**WHAT IS ASKED:**
Repeat, line for line, the entries printed below.

(Stored entries)
►

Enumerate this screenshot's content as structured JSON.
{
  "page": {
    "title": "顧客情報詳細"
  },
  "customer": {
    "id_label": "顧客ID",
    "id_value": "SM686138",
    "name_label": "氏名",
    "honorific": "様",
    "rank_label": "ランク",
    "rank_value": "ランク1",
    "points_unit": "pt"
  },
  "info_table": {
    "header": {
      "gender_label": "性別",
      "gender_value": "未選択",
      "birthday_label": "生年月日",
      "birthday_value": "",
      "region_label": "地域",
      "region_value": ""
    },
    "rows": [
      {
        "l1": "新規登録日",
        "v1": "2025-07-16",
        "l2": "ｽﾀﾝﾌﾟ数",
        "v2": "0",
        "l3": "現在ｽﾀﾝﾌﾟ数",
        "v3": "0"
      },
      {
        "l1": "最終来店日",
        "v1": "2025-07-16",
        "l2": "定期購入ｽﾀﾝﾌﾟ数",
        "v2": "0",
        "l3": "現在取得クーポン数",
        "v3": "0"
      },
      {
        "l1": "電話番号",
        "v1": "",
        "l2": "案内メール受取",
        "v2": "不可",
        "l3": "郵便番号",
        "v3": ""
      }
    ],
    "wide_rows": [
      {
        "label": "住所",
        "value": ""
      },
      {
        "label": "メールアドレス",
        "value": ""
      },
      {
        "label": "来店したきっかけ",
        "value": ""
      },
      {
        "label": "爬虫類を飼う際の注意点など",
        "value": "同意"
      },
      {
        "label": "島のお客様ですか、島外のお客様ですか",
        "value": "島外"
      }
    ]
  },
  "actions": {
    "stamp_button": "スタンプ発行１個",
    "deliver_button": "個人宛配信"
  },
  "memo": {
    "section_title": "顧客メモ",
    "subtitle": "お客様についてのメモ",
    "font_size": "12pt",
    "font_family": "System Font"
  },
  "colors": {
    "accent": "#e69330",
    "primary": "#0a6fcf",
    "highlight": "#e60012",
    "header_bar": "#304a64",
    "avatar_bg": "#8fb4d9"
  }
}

◄

**COMPLETE OUTPUT:**
Enumerate this screenshot's content as structured JSON.
{
  "page": {
    "title": "顧客情報詳細"
  },
  "customer": {
    "id_label": "顧客ID",
    "id_value": "SM686138",
    "name_label": "氏名",
    "honorific": "様",
    "rank_label": "ランク",
    "rank_value": "ランク1",
    "points_unit": "pt"
  },
  "info_table": {
    "header": {
      "gender_label": "性別",
      "gender_value": "未選択",
      "birthday_label": "生年月日",
      "birthday_value": "",
      "region_label": "地域",
      "region_value": ""
    },
    "rows": [
      {
        "l1": "新規登録日",
        "v1": "2025-07-16",
        "l2": "ｽﾀﾝﾌﾟ数",
        "v2": "0",
        "l3": "現在ｽﾀﾝﾌﾟ数",
        "v3": "0"
      },
      {
        "l1": "最終来店日",
        "v1": "2025-07-16",
        "l2": "定期購入ｽﾀﾝﾌﾟ数",
        "v2": "0",
        "l3": "現在取得クーポン数",
        "v3": "0"
      },
      {
        "l1": "電話番号",
        "v1": "",
        "l2": "案内メール受取",
        "v2": "不可",
        "l3": "郵便番号",
        "v3": ""
      }
    ],
    "wide_rows": [
      {
        "label": "住所",
        "value": ""
      },
      {
        "label": "メールアドレス",
        "value": ""
      },
      {
        "label": "来店したきっかけ",
        "value": ""
      },
      {
        "label": "爬虫類を飼う際の注意点など",
        "value": "同意"
      },
      {
        "label": "島のお客様ですか、島外のお客様ですか",
        "value": "島外"
      }
    ]
  },
  "actions": {
    "stamp_button": "スタンプ発行１個",
    "deliver_button": "個人宛配信"
  },
  "memo": {
    "section_title": "顧客メモ",
    "subtitle": "お客様についてのメモ",
    "font_size": "12pt",
    "font_family": "System Font"
  },
  "colors": {
    "accent": "#e69330",
    "primary": "#0a6fcf",
    "highlight": "#e60012",
    "header_bar": "#304a64",
    "avatar_bg": "#8fb4d9"
  }
}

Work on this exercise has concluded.